THE DATA |
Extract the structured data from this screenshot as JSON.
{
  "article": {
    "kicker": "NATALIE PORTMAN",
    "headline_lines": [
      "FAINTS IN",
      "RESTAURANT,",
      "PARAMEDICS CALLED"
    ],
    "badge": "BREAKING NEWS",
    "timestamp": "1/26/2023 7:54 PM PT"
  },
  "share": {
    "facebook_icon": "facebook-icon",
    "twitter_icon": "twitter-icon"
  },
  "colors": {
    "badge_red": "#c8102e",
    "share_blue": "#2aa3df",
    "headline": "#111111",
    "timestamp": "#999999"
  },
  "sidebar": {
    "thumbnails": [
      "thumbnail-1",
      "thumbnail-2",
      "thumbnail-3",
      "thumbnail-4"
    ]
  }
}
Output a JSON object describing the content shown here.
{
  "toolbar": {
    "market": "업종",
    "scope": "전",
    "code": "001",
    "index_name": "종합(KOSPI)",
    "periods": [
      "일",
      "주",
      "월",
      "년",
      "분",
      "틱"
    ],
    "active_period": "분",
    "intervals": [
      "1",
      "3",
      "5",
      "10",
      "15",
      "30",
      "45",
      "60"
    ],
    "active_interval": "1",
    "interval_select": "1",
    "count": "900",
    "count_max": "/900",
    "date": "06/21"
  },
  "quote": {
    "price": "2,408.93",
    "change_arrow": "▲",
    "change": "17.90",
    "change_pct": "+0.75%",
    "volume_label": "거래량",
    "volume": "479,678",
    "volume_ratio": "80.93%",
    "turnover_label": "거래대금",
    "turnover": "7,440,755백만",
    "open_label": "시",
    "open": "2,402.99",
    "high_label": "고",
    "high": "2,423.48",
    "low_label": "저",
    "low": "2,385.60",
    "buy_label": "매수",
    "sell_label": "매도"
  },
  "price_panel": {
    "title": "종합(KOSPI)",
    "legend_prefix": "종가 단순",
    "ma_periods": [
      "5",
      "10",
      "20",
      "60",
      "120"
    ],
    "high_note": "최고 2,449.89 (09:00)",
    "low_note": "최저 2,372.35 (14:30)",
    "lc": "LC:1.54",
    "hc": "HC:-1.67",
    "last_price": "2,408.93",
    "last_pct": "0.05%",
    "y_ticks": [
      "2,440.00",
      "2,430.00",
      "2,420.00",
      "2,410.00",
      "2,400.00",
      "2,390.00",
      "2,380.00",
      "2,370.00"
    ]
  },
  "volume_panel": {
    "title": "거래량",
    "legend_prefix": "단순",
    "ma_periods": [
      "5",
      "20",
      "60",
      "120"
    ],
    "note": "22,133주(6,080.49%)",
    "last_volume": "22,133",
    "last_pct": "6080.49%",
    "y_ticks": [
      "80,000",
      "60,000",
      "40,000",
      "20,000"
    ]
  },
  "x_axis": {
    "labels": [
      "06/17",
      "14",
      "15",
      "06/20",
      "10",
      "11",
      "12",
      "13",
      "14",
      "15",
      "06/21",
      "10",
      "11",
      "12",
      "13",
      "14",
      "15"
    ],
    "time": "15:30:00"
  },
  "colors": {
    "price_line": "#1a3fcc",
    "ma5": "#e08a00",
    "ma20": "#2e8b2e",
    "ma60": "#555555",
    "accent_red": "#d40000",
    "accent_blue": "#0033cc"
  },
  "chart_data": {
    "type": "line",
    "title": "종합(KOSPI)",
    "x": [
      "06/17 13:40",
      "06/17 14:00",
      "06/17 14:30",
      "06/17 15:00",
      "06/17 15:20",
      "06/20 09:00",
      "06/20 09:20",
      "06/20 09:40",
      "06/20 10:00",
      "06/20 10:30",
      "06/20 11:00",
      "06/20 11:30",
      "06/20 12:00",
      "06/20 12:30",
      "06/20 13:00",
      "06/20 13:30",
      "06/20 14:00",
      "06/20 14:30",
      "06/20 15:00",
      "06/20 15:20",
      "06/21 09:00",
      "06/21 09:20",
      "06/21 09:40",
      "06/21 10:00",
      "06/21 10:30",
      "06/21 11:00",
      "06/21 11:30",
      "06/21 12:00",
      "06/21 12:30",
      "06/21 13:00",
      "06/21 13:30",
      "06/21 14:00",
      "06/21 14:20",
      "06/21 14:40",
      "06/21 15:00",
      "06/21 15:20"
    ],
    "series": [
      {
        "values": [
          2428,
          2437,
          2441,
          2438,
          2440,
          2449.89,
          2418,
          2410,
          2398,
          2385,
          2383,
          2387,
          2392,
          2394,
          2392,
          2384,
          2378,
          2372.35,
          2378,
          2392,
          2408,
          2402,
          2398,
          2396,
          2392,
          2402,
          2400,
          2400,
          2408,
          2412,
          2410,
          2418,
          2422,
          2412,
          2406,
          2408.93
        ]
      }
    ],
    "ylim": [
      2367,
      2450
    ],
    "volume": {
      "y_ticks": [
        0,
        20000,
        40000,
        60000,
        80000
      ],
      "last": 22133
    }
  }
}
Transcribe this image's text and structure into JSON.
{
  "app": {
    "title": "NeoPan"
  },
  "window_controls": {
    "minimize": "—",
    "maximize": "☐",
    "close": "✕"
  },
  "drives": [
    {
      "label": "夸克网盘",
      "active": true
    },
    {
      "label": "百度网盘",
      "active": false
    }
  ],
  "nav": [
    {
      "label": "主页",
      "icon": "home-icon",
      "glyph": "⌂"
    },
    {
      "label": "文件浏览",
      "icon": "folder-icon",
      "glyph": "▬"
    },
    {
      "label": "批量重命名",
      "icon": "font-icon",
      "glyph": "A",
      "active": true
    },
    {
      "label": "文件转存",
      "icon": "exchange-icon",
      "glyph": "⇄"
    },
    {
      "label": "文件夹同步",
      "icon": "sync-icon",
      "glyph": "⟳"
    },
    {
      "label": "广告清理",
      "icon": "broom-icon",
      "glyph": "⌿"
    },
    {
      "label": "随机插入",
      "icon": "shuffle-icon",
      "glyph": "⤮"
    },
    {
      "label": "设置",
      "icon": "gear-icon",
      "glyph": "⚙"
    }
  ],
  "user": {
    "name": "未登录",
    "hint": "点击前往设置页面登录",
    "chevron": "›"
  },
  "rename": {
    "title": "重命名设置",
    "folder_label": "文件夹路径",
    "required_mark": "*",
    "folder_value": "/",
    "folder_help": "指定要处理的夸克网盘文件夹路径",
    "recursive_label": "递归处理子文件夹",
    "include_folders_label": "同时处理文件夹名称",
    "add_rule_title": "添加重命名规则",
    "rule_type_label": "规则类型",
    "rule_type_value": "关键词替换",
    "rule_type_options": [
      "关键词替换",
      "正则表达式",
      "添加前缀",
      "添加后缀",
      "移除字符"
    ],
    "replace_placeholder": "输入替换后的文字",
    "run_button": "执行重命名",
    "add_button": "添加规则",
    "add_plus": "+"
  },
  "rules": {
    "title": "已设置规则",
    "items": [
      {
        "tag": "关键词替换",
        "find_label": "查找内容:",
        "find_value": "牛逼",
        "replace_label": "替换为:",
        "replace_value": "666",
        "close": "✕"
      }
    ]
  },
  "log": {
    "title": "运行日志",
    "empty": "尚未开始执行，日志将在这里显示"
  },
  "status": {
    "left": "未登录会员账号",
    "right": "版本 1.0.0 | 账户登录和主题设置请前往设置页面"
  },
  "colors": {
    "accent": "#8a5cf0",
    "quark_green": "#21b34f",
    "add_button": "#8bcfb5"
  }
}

STATED EXERCISE |
Lines containing the word "icon" must all be returned from the material above.

TASK SOLUTION |
    "facebook_icon": "facebook-icon",
    "twitter_icon": "twitter-icon"
      "icon": "home-icon",
      "icon": "folder-icon",
      "icon": "font-icon",
      "icon": "exchange-icon",
      "icon": "sync-icon",
      "icon": "broom-icon",
      "icon": "shuffle-icon",
      "icon": "gear-icon",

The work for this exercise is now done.